Write only the number of lines in the entries below that contain the word "panel".
BEGIN EXERCISE DATA
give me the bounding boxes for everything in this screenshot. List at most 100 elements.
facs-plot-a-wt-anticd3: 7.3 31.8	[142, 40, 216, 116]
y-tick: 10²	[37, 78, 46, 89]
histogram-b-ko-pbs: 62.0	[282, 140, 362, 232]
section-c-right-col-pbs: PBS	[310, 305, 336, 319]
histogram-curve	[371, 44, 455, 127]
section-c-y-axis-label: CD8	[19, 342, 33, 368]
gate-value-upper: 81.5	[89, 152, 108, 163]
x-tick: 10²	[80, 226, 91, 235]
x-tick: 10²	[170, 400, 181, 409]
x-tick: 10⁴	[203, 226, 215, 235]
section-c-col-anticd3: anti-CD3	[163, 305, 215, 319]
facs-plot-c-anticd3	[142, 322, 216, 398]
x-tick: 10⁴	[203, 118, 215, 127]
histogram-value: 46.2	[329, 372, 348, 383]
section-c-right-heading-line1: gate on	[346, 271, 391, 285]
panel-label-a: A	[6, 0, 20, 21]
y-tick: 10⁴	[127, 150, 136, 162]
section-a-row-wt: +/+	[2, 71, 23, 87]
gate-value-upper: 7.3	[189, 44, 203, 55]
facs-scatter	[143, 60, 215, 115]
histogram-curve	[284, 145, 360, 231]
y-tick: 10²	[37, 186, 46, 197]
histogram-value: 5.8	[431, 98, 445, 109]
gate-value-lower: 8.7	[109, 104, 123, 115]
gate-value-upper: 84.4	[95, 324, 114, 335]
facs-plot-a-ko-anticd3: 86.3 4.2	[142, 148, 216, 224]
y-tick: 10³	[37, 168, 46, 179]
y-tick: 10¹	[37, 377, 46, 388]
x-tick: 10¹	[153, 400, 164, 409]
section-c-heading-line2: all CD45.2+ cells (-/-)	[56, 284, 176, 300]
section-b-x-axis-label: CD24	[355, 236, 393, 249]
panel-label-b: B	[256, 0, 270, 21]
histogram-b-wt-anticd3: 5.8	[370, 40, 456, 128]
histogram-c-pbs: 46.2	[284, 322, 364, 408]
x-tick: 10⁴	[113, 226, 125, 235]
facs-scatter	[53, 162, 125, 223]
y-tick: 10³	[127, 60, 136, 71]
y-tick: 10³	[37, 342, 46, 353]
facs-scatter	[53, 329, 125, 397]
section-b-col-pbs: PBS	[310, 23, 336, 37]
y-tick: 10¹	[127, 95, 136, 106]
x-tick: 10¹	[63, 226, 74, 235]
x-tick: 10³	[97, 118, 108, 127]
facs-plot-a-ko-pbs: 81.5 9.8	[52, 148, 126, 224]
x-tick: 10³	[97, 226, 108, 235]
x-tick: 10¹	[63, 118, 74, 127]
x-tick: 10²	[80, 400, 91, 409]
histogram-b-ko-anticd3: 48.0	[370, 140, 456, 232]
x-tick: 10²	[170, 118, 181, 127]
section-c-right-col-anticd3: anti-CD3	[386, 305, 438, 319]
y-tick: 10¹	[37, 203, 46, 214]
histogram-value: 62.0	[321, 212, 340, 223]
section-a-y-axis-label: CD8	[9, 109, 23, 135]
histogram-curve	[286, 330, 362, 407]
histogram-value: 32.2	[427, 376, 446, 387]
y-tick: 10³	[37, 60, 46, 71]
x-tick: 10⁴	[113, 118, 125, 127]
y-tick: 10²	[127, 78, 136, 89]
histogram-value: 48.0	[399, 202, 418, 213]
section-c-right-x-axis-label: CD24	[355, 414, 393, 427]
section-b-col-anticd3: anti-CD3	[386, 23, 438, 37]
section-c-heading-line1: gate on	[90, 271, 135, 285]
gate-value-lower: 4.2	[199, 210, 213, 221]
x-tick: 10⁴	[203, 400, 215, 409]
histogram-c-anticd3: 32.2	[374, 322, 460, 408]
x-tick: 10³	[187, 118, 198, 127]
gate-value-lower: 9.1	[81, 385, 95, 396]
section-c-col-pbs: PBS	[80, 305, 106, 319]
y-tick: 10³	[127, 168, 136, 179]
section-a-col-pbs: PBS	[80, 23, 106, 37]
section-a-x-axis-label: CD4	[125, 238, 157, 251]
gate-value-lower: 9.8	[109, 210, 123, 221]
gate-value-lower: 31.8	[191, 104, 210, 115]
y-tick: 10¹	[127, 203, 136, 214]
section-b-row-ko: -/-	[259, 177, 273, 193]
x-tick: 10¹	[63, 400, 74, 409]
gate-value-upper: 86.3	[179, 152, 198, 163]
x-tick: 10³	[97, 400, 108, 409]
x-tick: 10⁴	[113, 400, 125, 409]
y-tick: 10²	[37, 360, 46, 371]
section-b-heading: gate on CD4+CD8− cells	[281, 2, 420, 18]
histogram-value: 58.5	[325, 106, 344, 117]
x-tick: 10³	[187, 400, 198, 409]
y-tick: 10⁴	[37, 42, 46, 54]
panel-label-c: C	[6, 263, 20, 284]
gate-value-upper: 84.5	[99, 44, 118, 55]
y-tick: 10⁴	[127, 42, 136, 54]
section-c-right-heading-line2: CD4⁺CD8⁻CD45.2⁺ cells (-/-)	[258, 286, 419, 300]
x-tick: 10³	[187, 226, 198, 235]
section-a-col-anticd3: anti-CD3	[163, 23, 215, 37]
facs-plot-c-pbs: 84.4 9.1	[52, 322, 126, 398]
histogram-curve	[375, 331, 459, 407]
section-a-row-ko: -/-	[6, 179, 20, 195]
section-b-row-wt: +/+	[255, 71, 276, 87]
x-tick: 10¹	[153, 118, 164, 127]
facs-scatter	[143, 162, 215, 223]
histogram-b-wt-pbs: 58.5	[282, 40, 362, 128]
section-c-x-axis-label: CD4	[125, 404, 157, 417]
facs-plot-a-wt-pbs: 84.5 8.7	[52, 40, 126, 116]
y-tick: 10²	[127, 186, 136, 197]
END EXERCISE DATA
> RESULT OF THE EXERCISE
3